## Data shown
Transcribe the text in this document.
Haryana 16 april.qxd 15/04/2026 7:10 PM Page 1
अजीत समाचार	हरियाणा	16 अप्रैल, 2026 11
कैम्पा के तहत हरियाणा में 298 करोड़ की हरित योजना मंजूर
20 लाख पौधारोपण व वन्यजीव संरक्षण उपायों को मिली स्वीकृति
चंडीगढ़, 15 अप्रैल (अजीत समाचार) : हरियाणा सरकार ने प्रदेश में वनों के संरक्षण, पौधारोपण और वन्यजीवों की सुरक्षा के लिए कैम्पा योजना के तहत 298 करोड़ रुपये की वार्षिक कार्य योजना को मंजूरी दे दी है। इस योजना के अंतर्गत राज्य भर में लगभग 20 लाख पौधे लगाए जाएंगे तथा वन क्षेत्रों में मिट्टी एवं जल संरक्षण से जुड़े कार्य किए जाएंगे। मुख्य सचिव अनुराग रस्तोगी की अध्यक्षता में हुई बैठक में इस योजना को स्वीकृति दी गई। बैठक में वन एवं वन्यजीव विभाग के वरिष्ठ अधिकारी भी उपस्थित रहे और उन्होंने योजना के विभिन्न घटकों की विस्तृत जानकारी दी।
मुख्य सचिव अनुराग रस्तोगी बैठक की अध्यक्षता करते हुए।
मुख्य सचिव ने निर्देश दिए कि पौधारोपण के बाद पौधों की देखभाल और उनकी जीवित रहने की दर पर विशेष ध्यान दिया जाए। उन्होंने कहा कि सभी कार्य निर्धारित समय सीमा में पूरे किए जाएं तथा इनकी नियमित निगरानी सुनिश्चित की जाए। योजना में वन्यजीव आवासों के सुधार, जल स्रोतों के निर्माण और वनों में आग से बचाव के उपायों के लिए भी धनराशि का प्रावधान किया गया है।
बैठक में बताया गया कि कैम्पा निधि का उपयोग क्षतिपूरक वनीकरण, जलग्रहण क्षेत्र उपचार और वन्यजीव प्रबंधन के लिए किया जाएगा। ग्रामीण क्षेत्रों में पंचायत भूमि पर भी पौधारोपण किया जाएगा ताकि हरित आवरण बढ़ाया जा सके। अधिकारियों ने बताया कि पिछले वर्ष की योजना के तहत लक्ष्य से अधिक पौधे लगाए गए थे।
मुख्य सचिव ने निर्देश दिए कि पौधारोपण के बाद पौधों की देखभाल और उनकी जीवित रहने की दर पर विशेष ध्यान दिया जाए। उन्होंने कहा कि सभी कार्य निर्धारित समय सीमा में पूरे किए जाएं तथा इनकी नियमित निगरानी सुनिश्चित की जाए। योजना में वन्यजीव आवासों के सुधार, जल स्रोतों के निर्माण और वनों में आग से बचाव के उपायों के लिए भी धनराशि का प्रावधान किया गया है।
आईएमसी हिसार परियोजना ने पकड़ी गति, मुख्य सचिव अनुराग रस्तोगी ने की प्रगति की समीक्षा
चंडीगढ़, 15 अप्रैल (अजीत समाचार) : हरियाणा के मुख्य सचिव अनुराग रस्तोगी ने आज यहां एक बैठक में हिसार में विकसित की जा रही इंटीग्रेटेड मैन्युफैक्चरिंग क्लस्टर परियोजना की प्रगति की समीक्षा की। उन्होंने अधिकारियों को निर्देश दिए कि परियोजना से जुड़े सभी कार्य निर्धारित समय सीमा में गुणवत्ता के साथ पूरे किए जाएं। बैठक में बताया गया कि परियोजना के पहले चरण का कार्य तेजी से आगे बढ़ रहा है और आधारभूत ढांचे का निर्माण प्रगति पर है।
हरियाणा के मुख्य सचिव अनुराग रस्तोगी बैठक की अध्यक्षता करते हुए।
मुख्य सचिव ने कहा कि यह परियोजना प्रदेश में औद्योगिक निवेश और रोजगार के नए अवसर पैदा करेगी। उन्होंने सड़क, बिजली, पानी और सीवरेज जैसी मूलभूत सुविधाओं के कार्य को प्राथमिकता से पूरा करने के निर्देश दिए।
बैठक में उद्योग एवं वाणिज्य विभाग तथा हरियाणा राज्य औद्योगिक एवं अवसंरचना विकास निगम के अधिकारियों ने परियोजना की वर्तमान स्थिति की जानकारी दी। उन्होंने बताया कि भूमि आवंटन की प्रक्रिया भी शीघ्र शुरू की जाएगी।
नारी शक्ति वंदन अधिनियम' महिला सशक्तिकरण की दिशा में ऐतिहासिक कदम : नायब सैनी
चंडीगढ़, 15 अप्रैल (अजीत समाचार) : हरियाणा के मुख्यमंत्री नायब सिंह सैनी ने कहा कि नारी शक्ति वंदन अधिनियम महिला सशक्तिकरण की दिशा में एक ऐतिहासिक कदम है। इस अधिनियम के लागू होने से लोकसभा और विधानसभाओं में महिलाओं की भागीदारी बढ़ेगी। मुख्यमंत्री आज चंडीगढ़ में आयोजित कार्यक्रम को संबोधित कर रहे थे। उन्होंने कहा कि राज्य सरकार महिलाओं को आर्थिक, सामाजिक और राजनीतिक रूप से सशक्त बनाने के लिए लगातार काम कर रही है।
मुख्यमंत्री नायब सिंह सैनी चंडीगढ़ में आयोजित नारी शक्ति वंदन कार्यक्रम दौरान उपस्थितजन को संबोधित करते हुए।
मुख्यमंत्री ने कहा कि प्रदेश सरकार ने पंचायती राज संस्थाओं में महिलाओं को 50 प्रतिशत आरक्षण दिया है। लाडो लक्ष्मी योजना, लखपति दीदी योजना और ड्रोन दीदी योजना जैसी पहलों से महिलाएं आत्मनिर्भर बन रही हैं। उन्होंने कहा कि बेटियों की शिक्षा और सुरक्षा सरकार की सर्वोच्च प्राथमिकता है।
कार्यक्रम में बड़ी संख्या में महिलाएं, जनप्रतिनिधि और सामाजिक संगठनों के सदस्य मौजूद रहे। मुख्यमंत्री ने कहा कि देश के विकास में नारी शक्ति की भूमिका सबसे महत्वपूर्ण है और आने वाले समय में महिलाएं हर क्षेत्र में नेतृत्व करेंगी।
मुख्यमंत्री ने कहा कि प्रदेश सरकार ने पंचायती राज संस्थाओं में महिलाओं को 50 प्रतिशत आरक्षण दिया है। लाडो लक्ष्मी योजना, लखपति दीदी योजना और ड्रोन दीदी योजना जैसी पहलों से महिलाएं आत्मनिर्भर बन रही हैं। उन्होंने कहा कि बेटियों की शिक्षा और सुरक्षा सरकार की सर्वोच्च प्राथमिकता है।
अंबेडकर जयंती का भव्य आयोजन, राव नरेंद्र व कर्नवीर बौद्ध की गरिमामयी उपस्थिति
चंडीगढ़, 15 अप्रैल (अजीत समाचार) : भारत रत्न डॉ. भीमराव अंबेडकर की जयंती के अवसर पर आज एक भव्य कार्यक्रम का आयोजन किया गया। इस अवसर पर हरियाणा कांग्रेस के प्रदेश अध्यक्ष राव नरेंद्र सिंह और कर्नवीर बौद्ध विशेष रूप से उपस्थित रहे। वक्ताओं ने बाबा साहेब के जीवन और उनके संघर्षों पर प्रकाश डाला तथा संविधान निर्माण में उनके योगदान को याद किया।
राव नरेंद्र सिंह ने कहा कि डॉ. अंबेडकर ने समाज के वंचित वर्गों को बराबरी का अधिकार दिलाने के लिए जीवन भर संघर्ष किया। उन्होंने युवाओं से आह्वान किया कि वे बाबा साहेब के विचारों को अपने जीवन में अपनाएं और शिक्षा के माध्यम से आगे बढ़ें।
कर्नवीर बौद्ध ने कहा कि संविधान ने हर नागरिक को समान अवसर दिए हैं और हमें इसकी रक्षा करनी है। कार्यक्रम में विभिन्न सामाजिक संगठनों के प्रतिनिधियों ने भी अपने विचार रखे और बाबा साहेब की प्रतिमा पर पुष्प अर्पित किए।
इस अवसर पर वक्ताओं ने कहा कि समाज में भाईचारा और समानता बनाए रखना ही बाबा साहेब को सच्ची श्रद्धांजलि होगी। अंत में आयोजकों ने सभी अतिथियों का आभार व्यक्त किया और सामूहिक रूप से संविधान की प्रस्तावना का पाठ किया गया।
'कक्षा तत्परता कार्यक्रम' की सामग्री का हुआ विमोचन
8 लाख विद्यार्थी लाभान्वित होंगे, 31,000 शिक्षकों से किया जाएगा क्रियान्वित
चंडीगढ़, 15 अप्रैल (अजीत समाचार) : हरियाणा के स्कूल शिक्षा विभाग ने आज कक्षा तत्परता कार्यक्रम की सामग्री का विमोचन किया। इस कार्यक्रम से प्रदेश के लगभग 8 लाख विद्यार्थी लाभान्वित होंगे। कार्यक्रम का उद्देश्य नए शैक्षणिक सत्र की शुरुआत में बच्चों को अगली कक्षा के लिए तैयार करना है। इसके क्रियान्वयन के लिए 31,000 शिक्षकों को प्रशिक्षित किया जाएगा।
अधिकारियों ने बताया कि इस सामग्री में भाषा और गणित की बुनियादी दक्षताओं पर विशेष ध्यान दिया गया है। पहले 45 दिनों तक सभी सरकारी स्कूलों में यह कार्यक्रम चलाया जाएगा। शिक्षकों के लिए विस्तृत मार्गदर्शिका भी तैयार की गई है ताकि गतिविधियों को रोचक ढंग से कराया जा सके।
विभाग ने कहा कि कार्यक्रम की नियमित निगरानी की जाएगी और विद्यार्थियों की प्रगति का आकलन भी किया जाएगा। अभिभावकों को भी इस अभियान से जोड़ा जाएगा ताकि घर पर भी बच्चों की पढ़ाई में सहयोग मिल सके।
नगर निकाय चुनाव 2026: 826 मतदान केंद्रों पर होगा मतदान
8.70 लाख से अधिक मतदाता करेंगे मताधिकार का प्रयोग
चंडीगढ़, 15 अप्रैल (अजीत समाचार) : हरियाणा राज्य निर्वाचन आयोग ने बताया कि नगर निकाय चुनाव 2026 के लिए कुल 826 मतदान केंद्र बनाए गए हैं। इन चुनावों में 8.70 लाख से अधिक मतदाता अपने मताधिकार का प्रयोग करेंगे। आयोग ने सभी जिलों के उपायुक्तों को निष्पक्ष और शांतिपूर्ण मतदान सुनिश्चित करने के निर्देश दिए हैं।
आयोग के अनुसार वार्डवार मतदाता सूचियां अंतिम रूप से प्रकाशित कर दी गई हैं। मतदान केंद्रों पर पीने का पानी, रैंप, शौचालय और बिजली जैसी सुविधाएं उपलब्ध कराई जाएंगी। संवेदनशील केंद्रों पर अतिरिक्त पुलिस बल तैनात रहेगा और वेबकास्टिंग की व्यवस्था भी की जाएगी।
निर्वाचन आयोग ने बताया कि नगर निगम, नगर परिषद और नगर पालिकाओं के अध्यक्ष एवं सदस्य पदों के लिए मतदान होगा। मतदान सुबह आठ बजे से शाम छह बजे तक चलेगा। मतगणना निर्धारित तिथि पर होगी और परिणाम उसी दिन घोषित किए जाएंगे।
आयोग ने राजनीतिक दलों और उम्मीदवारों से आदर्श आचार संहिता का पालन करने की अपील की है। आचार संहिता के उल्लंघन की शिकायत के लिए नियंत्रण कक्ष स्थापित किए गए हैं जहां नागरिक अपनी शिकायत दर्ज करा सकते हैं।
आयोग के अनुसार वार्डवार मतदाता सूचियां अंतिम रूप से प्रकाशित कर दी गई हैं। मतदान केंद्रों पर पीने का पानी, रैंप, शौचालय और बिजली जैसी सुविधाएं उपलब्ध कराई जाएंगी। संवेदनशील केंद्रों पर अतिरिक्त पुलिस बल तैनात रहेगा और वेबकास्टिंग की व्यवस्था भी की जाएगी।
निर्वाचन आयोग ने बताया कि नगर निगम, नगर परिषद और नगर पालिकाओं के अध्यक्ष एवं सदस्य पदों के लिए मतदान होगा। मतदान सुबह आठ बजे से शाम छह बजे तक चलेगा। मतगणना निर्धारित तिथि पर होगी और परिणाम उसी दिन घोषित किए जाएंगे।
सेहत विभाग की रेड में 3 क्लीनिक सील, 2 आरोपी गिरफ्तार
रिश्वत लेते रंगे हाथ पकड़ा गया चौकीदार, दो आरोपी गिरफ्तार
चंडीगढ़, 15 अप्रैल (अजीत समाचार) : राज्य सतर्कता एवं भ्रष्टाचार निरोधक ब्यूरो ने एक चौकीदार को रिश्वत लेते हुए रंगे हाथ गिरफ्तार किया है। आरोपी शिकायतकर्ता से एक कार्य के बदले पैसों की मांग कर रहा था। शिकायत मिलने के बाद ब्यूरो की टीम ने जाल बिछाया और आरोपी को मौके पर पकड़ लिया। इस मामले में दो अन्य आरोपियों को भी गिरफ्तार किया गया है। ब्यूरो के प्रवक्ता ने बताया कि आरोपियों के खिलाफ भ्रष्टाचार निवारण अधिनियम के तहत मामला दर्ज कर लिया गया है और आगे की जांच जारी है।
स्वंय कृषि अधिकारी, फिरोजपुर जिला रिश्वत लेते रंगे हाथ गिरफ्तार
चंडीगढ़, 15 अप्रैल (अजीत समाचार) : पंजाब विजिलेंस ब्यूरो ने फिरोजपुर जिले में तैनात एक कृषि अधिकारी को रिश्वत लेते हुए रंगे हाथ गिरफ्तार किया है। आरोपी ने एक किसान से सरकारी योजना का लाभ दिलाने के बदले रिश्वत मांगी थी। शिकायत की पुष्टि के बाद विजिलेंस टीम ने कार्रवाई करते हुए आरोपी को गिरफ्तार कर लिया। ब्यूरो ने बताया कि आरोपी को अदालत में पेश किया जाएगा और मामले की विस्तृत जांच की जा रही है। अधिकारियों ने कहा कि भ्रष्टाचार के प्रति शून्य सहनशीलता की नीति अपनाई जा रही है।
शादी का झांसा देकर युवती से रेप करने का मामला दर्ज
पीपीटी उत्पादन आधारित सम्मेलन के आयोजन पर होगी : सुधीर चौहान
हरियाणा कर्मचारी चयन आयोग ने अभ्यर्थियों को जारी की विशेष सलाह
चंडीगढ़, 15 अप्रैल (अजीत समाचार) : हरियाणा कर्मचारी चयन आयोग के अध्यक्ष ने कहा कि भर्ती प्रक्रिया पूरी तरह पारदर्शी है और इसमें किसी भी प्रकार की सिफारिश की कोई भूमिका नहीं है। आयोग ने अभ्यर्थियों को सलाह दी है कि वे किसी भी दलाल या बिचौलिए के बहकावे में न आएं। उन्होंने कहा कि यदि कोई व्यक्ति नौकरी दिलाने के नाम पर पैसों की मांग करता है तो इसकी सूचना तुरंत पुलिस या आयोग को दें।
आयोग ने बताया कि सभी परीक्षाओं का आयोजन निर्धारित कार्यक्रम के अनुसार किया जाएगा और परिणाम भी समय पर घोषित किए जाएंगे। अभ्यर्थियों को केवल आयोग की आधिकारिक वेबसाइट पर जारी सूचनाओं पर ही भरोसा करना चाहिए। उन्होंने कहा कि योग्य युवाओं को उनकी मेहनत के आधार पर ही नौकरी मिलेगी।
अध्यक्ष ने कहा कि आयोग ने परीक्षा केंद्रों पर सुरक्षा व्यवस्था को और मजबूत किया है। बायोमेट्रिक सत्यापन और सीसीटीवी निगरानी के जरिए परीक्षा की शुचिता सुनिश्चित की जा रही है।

## Your instructions
Extract every line containing the string "अवसर" from the data above.

## Solution for this problem
मुख्य सचिव ने कहा कि यह परियोजना प्रदेश में औद्योगिक निवेश और रोजगार के नए अवसर पैदा करेगी। उन्होंने सड़क, बिजली, पानी और सीवरेज जैसी मूलभूत सुविधाओं के कार्य को प्राथमिकता से पूरा करने के निर्देश दिए।
चंडीगढ़, 15 अप्रैल (अजीत समाचार) : भारत रत्न डॉ. भीमराव अंबेडकर की जयंती के अवसर पर आज एक भव्य कार्यक्रम का आयोजन किया गया। इस अवसर पर हरियाणा कांग्रेस के प्रदेश अध्यक्ष राव नरेंद्र सिंह और कर्नवीर बौद्ध विशेष रूप से उपस्थित रहे। वक्ताओं ने बाबा साहेब के जीवन और उनके संघर्षों पर प्रकाश डाला तथा संविधान निर्माण में उनके योगदान को याद किया।
कर्नवीर बौद्ध ने कहा कि संविधान ने हर नागरिक को समान अवसर दिए हैं और हमें इसकी रक्षा करनी है। कार्यक्रम में विभिन्न सामाजिक संगठनों के प्रतिनिधियों ने भी अपने विचार रखे और बाबा साहेब की प्रतिमा पर पुष्प अर्पित किए।
इस अवसर पर वक्ताओं ने कहा कि समाज में भाईचारा और समानता बनाए रखना ही बाबा साहेब को सच्ची श्रद्धांजलि होगी। अंत में आयोजकों ने सभी अतिथियों का आभार व्यक्त किया और सामूहिक रूप से संविधान की प्रस्तावना का पाठ किया गया।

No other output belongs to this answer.